Dataset entries:
------------------------------------

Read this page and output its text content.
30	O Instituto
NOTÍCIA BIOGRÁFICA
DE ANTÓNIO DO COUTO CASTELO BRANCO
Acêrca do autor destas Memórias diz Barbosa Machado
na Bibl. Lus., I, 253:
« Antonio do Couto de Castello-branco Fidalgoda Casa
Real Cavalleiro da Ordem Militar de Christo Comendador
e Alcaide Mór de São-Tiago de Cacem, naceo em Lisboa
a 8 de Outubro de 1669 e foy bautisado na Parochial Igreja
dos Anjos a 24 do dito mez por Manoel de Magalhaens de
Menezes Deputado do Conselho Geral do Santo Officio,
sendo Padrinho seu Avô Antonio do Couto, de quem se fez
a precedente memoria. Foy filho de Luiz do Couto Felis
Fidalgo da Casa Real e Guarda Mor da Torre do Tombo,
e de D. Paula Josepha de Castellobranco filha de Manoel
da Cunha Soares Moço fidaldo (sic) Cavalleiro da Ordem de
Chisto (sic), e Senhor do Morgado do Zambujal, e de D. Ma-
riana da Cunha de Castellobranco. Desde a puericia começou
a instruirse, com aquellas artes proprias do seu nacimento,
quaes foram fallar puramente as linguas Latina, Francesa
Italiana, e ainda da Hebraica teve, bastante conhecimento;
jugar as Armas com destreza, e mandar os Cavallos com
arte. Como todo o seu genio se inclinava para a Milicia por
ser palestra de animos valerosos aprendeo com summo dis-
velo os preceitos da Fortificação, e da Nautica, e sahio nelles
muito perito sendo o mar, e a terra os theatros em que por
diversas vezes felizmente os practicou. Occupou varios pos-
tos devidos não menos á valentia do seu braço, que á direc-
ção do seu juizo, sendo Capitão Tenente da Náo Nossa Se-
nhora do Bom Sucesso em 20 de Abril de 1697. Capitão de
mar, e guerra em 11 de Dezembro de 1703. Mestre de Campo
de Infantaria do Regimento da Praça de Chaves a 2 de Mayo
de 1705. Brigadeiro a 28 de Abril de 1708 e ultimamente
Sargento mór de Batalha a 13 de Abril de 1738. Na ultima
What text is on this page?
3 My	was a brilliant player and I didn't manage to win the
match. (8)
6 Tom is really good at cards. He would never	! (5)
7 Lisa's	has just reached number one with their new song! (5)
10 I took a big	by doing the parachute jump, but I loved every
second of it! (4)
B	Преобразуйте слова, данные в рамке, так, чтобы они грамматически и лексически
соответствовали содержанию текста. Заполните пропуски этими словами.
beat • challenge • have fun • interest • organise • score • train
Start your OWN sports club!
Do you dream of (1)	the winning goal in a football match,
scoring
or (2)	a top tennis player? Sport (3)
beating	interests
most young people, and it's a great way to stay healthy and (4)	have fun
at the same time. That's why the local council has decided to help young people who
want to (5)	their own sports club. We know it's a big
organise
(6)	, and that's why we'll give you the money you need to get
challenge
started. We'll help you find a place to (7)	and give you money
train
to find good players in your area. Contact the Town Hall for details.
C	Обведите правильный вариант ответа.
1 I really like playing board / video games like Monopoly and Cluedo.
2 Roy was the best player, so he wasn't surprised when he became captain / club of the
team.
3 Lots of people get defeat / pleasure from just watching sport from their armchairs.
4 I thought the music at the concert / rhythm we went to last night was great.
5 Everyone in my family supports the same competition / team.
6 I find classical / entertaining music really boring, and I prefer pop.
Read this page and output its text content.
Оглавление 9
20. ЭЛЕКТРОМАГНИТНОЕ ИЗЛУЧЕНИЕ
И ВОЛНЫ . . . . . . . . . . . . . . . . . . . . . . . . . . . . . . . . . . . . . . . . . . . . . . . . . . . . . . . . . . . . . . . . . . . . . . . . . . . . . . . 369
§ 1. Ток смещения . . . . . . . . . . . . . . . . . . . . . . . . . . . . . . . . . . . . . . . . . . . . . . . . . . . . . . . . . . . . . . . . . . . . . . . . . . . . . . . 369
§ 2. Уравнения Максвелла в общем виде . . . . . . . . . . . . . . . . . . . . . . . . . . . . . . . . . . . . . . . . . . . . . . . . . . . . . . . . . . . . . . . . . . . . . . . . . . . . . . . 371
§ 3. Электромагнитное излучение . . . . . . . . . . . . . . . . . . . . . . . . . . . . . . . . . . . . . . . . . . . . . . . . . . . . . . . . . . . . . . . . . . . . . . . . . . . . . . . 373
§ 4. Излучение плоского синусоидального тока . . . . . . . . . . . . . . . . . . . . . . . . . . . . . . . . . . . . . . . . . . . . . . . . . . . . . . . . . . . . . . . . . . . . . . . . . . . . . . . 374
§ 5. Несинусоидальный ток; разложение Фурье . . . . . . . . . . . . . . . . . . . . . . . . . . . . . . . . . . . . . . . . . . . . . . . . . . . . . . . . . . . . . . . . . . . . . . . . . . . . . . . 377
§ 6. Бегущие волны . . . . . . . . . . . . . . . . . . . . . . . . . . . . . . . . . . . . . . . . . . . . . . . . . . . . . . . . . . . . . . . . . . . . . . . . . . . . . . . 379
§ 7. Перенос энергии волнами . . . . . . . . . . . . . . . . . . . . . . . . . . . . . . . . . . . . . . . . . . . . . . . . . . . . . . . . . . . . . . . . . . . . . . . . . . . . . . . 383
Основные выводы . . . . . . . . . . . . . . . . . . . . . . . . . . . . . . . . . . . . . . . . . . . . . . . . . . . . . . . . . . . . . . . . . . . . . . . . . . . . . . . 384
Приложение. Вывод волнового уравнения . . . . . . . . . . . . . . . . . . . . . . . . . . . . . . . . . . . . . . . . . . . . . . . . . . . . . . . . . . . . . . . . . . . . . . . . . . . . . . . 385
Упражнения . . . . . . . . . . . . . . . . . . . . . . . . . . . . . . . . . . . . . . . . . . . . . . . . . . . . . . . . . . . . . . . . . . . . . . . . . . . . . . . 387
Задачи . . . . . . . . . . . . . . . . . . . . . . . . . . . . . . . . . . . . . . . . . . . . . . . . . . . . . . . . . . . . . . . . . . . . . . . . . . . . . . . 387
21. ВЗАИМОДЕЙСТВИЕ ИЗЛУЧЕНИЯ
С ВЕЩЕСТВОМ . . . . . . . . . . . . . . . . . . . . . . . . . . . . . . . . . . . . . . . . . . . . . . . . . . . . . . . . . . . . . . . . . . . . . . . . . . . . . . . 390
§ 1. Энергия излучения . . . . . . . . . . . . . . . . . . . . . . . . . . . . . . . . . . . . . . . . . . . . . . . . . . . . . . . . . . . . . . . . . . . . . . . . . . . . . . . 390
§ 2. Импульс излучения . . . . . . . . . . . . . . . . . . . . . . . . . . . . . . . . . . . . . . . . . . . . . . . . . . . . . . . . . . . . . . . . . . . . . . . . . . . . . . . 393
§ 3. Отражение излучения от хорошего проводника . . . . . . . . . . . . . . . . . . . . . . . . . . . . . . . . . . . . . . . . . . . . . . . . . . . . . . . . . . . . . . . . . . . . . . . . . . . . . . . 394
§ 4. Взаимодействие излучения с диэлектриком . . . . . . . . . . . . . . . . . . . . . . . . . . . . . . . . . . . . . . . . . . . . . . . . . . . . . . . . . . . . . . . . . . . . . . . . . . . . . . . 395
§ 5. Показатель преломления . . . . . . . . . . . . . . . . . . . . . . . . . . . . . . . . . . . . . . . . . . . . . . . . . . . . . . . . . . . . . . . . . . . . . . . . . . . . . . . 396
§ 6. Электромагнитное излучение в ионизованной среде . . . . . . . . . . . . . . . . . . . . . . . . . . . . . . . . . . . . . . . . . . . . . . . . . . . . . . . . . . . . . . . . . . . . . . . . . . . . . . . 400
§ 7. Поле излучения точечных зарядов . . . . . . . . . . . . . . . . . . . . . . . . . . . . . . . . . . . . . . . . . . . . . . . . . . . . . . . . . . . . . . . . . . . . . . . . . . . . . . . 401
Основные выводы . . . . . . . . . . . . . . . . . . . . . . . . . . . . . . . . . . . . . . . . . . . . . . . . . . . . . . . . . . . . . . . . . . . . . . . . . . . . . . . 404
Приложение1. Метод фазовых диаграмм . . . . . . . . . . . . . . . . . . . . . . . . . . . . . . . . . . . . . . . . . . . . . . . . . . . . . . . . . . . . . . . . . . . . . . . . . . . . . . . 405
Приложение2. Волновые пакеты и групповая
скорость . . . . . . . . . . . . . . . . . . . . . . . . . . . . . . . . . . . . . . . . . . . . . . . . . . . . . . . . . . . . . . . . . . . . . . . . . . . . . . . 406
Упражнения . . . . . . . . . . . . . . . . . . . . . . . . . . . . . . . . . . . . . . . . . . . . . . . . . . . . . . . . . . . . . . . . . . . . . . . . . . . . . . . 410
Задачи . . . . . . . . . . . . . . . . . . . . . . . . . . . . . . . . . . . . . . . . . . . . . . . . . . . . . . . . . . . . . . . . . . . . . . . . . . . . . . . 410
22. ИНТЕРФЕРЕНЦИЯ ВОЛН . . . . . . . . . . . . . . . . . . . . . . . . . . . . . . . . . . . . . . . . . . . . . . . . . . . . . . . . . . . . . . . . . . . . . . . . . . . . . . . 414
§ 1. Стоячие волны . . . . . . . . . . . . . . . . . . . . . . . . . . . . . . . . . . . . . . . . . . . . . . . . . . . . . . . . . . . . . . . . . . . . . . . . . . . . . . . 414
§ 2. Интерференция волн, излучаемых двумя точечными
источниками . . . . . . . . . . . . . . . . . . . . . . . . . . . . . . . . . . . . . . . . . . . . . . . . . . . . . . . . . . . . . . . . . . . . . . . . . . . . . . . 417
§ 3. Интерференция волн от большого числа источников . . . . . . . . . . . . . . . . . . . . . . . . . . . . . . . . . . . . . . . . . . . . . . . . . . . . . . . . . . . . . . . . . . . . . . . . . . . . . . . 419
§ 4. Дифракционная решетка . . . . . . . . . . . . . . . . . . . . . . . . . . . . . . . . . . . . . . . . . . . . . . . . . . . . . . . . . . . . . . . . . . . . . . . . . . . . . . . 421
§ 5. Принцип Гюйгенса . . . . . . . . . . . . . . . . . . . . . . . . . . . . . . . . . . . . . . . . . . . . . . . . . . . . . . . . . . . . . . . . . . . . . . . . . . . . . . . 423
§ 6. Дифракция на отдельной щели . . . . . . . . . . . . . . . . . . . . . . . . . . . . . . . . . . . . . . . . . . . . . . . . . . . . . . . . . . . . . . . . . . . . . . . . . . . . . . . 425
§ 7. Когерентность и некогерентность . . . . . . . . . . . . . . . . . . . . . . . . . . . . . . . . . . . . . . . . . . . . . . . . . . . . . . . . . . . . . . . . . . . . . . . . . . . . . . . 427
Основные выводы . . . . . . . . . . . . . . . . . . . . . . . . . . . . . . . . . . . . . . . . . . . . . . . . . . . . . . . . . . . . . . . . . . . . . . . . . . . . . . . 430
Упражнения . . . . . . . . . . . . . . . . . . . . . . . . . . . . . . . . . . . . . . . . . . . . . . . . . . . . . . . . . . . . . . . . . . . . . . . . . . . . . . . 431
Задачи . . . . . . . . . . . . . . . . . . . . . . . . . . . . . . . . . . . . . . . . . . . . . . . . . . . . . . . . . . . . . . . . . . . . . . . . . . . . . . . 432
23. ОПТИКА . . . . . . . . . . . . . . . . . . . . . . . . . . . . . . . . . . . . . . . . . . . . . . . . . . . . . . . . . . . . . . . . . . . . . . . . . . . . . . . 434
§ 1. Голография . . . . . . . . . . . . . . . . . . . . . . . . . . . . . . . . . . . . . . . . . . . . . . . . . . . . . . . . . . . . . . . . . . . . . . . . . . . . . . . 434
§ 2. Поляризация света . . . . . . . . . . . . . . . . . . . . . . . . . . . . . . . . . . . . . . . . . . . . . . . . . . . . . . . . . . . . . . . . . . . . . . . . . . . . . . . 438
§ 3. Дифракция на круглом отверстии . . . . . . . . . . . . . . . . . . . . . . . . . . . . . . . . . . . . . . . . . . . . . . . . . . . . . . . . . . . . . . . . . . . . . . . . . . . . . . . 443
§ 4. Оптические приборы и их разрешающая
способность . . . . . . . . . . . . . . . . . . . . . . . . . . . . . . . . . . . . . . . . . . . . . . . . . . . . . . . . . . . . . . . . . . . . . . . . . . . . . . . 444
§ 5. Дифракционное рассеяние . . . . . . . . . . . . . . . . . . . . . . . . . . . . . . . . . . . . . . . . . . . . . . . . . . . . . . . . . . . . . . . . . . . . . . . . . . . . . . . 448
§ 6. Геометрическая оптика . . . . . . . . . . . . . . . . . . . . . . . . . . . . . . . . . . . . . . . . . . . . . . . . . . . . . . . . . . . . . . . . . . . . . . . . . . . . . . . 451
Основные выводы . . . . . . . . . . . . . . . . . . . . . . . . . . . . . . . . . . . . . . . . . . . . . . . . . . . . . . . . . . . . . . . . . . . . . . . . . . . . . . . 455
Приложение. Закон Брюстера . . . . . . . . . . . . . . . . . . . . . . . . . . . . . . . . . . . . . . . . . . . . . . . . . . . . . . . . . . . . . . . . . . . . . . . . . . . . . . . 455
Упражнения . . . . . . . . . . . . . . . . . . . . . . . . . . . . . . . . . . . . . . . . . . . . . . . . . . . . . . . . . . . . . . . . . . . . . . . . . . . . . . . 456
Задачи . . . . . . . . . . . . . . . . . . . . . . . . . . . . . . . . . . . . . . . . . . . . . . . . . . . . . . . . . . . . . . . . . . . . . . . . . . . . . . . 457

------------------------------------

Look through the data above. Find each line with the string "Задачи" and copy it.

Задачи . . . . . . . . . . . . . . . . . . . . . . . . . . . . . . . . . . . . . . . . . . . . . . . . . . . . . . . . . . . . . . . . . . . . . . . . . . . . . . . 387
Задачи . . . . . . . . . . . . . . . . . . . . . . . . . . . . . . . . . . . . . . . . . . . . . . . . . . . . . . . . . . . . . . . . . . . . . . . . . . . . . . . 410
Задачи . . . . . . . . . . . . . . . . . . . . . . . . . . . . . . . . . . . . . . . . . . . . . . . . . . . . . . . . . . . . . . . . . . . . . . . . . . . . . . . 432
Задачи . . . . . . . . . . . . . . . . . . . . . . . . . . . . . . . . . . . . . . . . . . . . . . . . . . . . . . . . . . . . . . . . . . . . . . . . . . . . . . . 457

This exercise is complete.